Given data.
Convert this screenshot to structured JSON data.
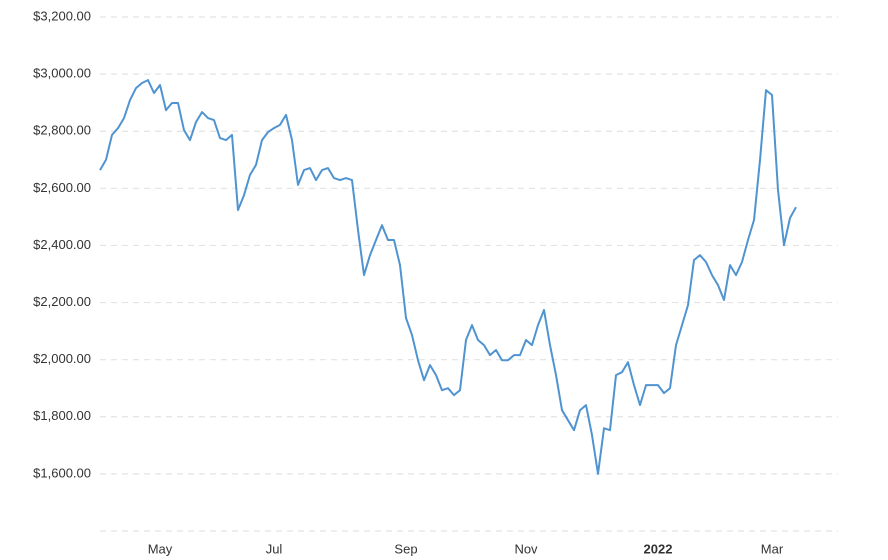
{
  "chart_data": {
    "type": "line",
    "categories": [
      null,
      null,
      null,
      null,
      null,
      null,
      null,
      null,
      null,
      null,
      "May",
      null,
      null,
      null,
      null,
      null,
      null,
      null,
      null,
      null,
      null,
      null,
      null,
      null,
      null,
      null,
      null,
      null,
      null,
      "Jul",
      null,
      null,
      null,
      null,
      null,
      null,
      null,
      null,
      null,
      null,
      null,
      null,
      null,
      null,
      null,
      null,
      null,
      null,
      null,
      null,
      null,
      "Sep",
      null,
      null,
      null,
      null,
      null,
      null,
      null,
      null,
      null,
      null,
      null,
      null,
      null,
      null,
      null,
      null,
      null,
      null,
      null,
      "Nov",
      null,
      null,
      null,
      null,
      null,
      null,
      null,
      null,
      null,
      null,
      null,
      null,
      null,
      null,
      null,
      null,
      null,
      null,
      null,
      null,
      null,
      "2022",
      null,
      null,
      null,
      null,
      null,
      null,
      null,
      null,
      null,
      null,
      null,
      null,
      null,
      null,
      null,
      null,
      null,
      null,
      "Mar",
      null,
      null,
      null,
      null,
      null,
      null,
      null,
      null,
      null,
      null,
      null
    ],
    "series": [
      {
        "color": "#4f94d1",
        "values": [
          2664,
          2700,
          2787,
          2811,
          2846,
          2909,
          2951,
          2969,
          2979,
          2934,
          2962,
          2874,
          2899,
          2899,
          2804,
          2769,
          2832,
          2867,
          2846,
          2839,
          2776,
          2769,
          2787,
          2524,
          2576,
          2647,
          2682,
          2769,
          2797,
          2811,
          2822,
          2857,
          2769,
          2612,
          2664,
          2671,
          2629,
          2664,
          2671,
          2636,
          2629,
          2636,
          2629,
          2454,
          2296,
          2366,
          2419,
          2471,
          2419,
          2419,
          2331,
          2146,
          2086,
          1998,
          1928,
          1981,
          1946,
          1893,
          1900,
          1876,
          1893,
          2069,
          2121,
          2069,
          2051,
          2016,
          2034,
          1998,
          1998,
          2016,
          2016,
          2069,
          2051,
          2121,
          2174,
          2051,
          1946,
          1823,
          1788,
          1753,
          1823,
          1841,
          1736,
          1600,
          1760,
          1753,
          1946,
          1956,
          1991,
          1911,
          1841,
          1911,
          1911,
          1911,
          1883,
          1900,
          2051,
          2121,
          2191,
          2349,
          2366,
          2342,
          2296,
          2261,
          2209,
          2331,
          2296,
          2342,
          2419,
          2489,
          2699,
          2944,
          2927,
          2594,
          2401,
          2496,
          2534,
          null,
          null,
          null,
          null,
          null,
          null,
          null
        ]
      }
    ],
    "ylim": [
      1400,
      3200
    ],
    "yticks": [
      {
        "value": 1600,
        "label": "$1,600.00"
      },
      {
        "value": 1800,
        "label": "$1,800.00"
      },
      {
        "value": 2000,
        "label": "$2,000.00"
      },
      {
        "value": 2200,
        "label": "$2,200.00"
      },
      {
        "value": 2400,
        "label": "$2,400.00"
      },
      {
        "value": 2600,
        "label": "$2,600.00"
      },
      {
        "value": 2800,
        "label": "$2,800.00"
      },
      {
        "value": 3000,
        "label": "$3,000.00"
      },
      {
        "value": 3200,
        "label": "$3,200.00"
      }
    ],
    "grid": true
  }
}
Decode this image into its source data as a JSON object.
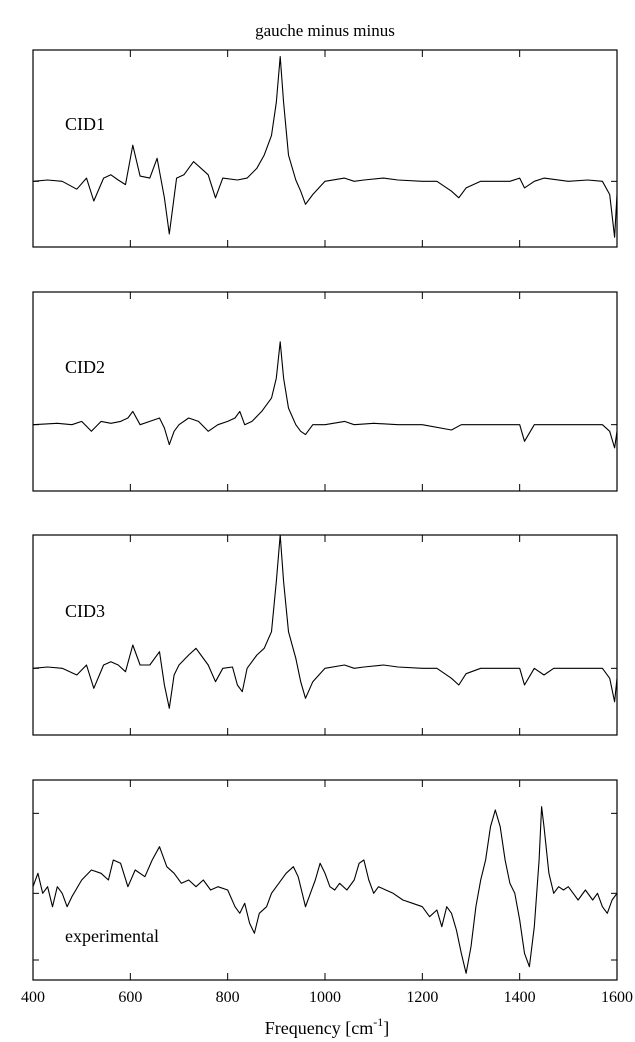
{
  "chart_data": {
    "type": "line",
    "title": "gauche minus minus",
    "xlabel": "Frequency [cm",
    "xlabel_sup": "-1",
    "xlabel_end": "]",
    "xlim": [
      400,
      1600
    ],
    "x_ticks": [
      "400",
      "600",
      "800",
      "1000",
      "1200",
      "1400",
      "1600"
    ],
    "x_tick_values": [
      400,
      600,
      800,
      1000,
      1200,
      1400,
      1600
    ],
    "panels": [
      {
        "label": "CID1",
        "ylim": [
          -1.0,
          2.0
        ],
        "baseline": 0,
        "points": [
          [
            400,
            0
          ],
          [
            430,
            0.02
          ],
          [
            460,
            0
          ],
          [
            490,
            -0.12
          ],
          [
            510,
            0.05
          ],
          [
            525,
            -0.3
          ],
          [
            545,
            0.05
          ],
          [
            560,
            0.1
          ],
          [
            575,
            0.02
          ],
          [
            590,
            -0.05
          ],
          [
            605,
            0.55
          ],
          [
            620,
            0.08
          ],
          [
            640,
            0.05
          ],
          [
            655,
            0.35
          ],
          [
            670,
            -0.25
          ],
          [
            680,
            -0.8
          ],
          [
            695,
            0.05
          ],
          [
            710,
            0.1
          ],
          [
            730,
            0.3
          ],
          [
            745,
            0.2
          ],
          [
            760,
            0.1
          ],
          [
            775,
            -0.25
          ],
          [
            790,
            0.05
          ],
          [
            820,
            0.02
          ],
          [
            840,
            0.05
          ],
          [
            860,
            0.2
          ],
          [
            875,
            0.4
          ],
          [
            890,
            0.7
          ],
          [
            900,
            1.2
          ],
          [
            908,
            1.9
          ],
          [
            915,
            1.2
          ],
          [
            925,
            0.4
          ],
          [
            940,
            0.02
          ],
          [
            950,
            -0.15
          ],
          [
            960,
            -0.35
          ],
          [
            975,
            -0.2
          ],
          [
            1000,
            0
          ],
          [
            1040,
            0.05
          ],
          [
            1060,
            0
          ],
          [
            1080,
            0.02
          ],
          [
            1120,
            0.05
          ],
          [
            1150,
            0.02
          ],
          [
            1200,
            0
          ],
          [
            1230,
            0
          ],
          [
            1260,
            -0.15
          ],
          [
            1275,
            -0.25
          ],
          [
            1290,
            -0.1
          ],
          [
            1320,
            0
          ],
          [
            1350,
            0
          ],
          [
            1380,
            0
          ],
          [
            1400,
            0.05
          ],
          [
            1410,
            -0.1
          ],
          [
            1430,
            0
          ],
          [
            1450,
            0.05
          ],
          [
            1500,
            0
          ],
          [
            1540,
            0.02
          ],
          [
            1570,
            0
          ],
          [
            1585,
            -0.2
          ],
          [
            1595,
            -0.85
          ],
          [
            1600,
            -0.2
          ]
        ]
      },
      {
        "label": "CID2",
        "ylim": [
          -1.0,
          2.0
        ],
        "baseline": 0,
        "points": [
          [
            400,
            0
          ],
          [
            450,
            0.02
          ],
          [
            480,
            0
          ],
          [
            500,
            0.05
          ],
          [
            520,
            -0.1
          ],
          [
            540,
            0.05
          ],
          [
            560,
            0.02
          ],
          [
            580,
            0.05
          ],
          [
            595,
            0.1
          ],
          [
            605,
            0.2
          ],
          [
            620,
            0
          ],
          [
            640,
            0.05
          ],
          [
            660,
            0.1
          ],
          [
            670,
            -0.05
          ],
          [
            680,
            -0.3
          ],
          [
            690,
            -0.1
          ],
          [
            700,
            0
          ],
          [
            720,
            0.1
          ],
          [
            740,
            0.05
          ],
          [
            760,
            -0.1
          ],
          [
            780,
            0
          ],
          [
            800,
            0.05
          ],
          [
            815,
            0.1
          ],
          [
            825,
            0.2
          ],
          [
            835,
            0
          ],
          [
            850,
            0.05
          ],
          [
            870,
            0.2
          ],
          [
            890,
            0.4
          ],
          [
            900,
            0.7
          ],
          [
            908,
            1.25
          ],
          [
            915,
            0.7
          ],
          [
            925,
            0.25
          ],
          [
            940,
            0
          ],
          [
            950,
            -0.1
          ],
          [
            960,
            -0.15
          ],
          [
            975,
            0
          ],
          [
            1000,
            0
          ],
          [
            1040,
            0.05
          ],
          [
            1060,
            0
          ],
          [
            1100,
            0.02
          ],
          [
            1150,
            0
          ],
          [
            1200,
            0
          ],
          [
            1260,
            -0.08
          ],
          [
            1280,
            0
          ],
          [
            1320,
            0
          ],
          [
            1380,
            0
          ],
          [
            1400,
            0
          ],
          [
            1410,
            -0.25
          ],
          [
            1430,
            0
          ],
          [
            1450,
            0
          ],
          [
            1500,
            0
          ],
          [
            1550,
            0
          ],
          [
            1570,
            0
          ],
          [
            1585,
            -0.1
          ],
          [
            1595,
            -0.35
          ],
          [
            1600,
            -0.1
          ]
        ]
      },
      {
        "label": "CID3",
        "ylim": [
          -1.0,
          2.0
        ],
        "baseline": 0,
        "points": [
          [
            400,
            0
          ],
          [
            430,
            0.02
          ],
          [
            460,
            0
          ],
          [
            490,
            -0.1
          ],
          [
            510,
            0.05
          ],
          [
            525,
            -0.3
          ],
          [
            545,
            0.05
          ],
          [
            560,
            0.1
          ],
          [
            575,
            0.05
          ],
          [
            590,
            -0.05
          ],
          [
            605,
            0.35
          ],
          [
            620,
            0.05
          ],
          [
            640,
            0.05
          ],
          [
            660,
            0.25
          ],
          [
            670,
            -0.25
          ],
          [
            680,
            -0.6
          ],
          [
            690,
            -0.1
          ],
          [
            700,
            0.05
          ],
          [
            720,
            0.2
          ],
          [
            735,
            0.3
          ],
          [
            745,
            0.2
          ],
          [
            760,
            0.05
          ],
          [
            775,
            -0.2
          ],
          [
            790,
            0
          ],
          [
            810,
            0.02
          ],
          [
            820,
            -0.25
          ],
          [
            830,
            -0.35
          ],
          [
            840,
            0
          ],
          [
            860,
            0.2
          ],
          [
            875,
            0.3
          ],
          [
            890,
            0.55
          ],
          [
            900,
            1.3
          ],
          [
            908,
            2.0
          ],
          [
            915,
            1.3
          ],
          [
            925,
            0.55
          ],
          [
            940,
            0.15
          ],
          [
            950,
            -0.2
          ],
          [
            960,
            -0.45
          ],
          [
            975,
            -0.2
          ],
          [
            1000,
            0
          ],
          [
            1040,
            0.05
          ],
          [
            1060,
            0
          ],
          [
            1080,
            0.02
          ],
          [
            1120,
            0.05
          ],
          [
            1150,
            0.02
          ],
          [
            1200,
            0
          ],
          [
            1230,
            0
          ],
          [
            1260,
            -0.15
          ],
          [
            1275,
            -0.25
          ],
          [
            1290,
            -0.08
          ],
          [
            1320,
            0
          ],
          [
            1350,
            0
          ],
          [
            1380,
            0
          ],
          [
            1400,
            0
          ],
          [
            1410,
            -0.25
          ],
          [
            1430,
            0
          ],
          [
            1450,
            -0.1
          ],
          [
            1470,
            0
          ],
          [
            1500,
            0
          ],
          [
            1550,
            0
          ],
          [
            1570,
            0
          ],
          [
            1585,
            -0.15
          ],
          [
            1595,
            -0.5
          ],
          [
            1600,
            -0.15
          ]
        ]
      },
      {
        "label": "experimental",
        "ylim": [
          -1.3,
          1.7
        ],
        "baseline": 0,
        "points": [
          [
            400,
            0.1
          ],
          [
            410,
            0.3
          ],
          [
            420,
            0
          ],
          [
            430,
            0.1
          ],
          [
            440,
            -0.2
          ],
          [
            450,
            0.1
          ],
          [
            460,
            0
          ],
          [
            470,
            -0.2
          ],
          [
            480,
            -0.05
          ],
          [
            500,
            0.2
          ],
          [
            520,
            0.35
          ],
          [
            540,
            0.3
          ],
          [
            555,
            0.2
          ],
          [
            565,
            0.5
          ],
          [
            580,
            0.45
          ],
          [
            595,
            0.1
          ],
          [
            610,
            0.35
          ],
          [
            630,
            0.25
          ],
          [
            645,
            0.5
          ],
          [
            660,
            0.7
          ],
          [
            675,
            0.4
          ],
          [
            690,
            0.3
          ],
          [
            705,
            0.15
          ],
          [
            720,
            0.2
          ],
          [
            735,
            0.1
          ],
          [
            750,
            0.2
          ],
          [
            765,
            0.05
          ],
          [
            780,
            0.1
          ],
          [
            800,
            0.05
          ],
          [
            815,
            -0.2
          ],
          [
            825,
            -0.3
          ],
          [
            835,
            -0.15
          ],
          [
            845,
            -0.45
          ],
          [
            855,
            -0.6
          ],
          [
            865,
            -0.3
          ],
          [
            880,
            -0.2
          ],
          [
            890,
            0
          ],
          [
            905,
            0.15
          ],
          [
            920,
            0.3
          ],
          [
            935,
            0.4
          ],
          [
            945,
            0.25
          ],
          [
            960,
            -0.2
          ],
          [
            970,
            0
          ],
          [
            980,
            0.2
          ],
          [
            990,
            0.45
          ],
          [
            1000,
            0.3
          ],
          [
            1010,
            0.1
          ],
          [
            1020,
            0.05
          ],
          [
            1030,
            0.15
          ],
          [
            1045,
            0.05
          ],
          [
            1060,
            0.2
          ],
          [
            1070,
            0.45
          ],
          [
            1080,
            0.5
          ],
          [
            1090,
            0.2
          ],
          [
            1100,
            0
          ],
          [
            1110,
            0.1
          ],
          [
            1125,
            0.05
          ],
          [
            1140,
            0
          ],
          [
            1160,
            -0.1
          ],
          [
            1180,
            -0.15
          ],
          [
            1200,
            -0.2
          ],
          [
            1215,
            -0.35
          ],
          [
            1230,
            -0.25
          ],
          [
            1240,
            -0.5
          ],
          [
            1250,
            -0.2
          ],
          [
            1260,
            -0.3
          ],
          [
            1270,
            -0.55
          ],
          [
            1280,
            -0.9
          ],
          [
            1290,
            -1.2
          ],
          [
            1300,
            -0.8
          ],
          [
            1310,
            -0.2
          ],
          [
            1320,
            0.2
          ],
          [
            1330,
            0.5
          ],
          [
            1340,
            1.0
          ],
          [
            1350,
            1.25
          ],
          [
            1360,
            1.0
          ],
          [
            1370,
            0.5
          ],
          [
            1380,
            0.15
          ],
          [
            1390,
            0
          ],
          [
            1400,
            -0.4
          ],
          [
            1410,
            -0.9
          ],
          [
            1420,
            -1.1
          ],
          [
            1430,
            -0.5
          ],
          [
            1440,
            0.5
          ],
          [
            1445,
            1.3
          ],
          [
            1450,
            1.0
          ],
          [
            1460,
            0.3
          ],
          [
            1470,
            0
          ],
          [
            1480,
            0.1
          ],
          [
            1490,
            0.05
          ],
          [
            1500,
            0.1
          ],
          [
            1510,
            0
          ],
          [
            1520,
            -0.1
          ],
          [
            1535,
            0.05
          ],
          [
            1550,
            -0.1
          ],
          [
            1560,
            0
          ],
          [
            1570,
            -0.2
          ],
          [
            1580,
            -0.3
          ],
          [
            1590,
            -0.1
          ],
          [
            1600,
            0
          ]
        ]
      }
    ]
  }
}
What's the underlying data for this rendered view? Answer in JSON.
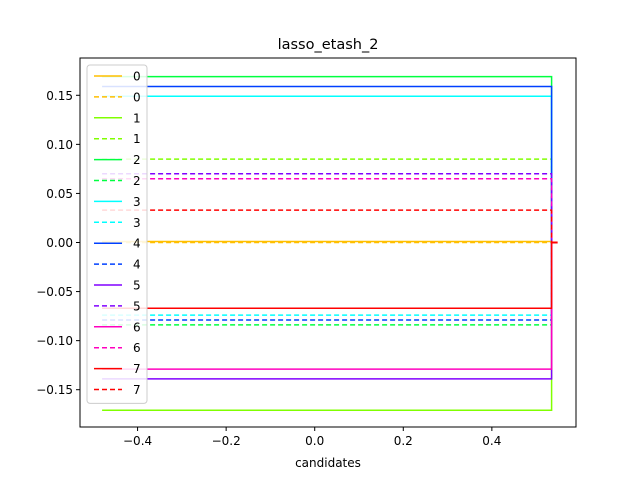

Work instructions.
Search the entries for "JSON" and copy out each line that has it.

Result of the exercise.
Convert this screenshot to structured JSON data.
Decode this image into its source data as a JSON object.
What's the underlying data for this rendered view? Answer in JSON.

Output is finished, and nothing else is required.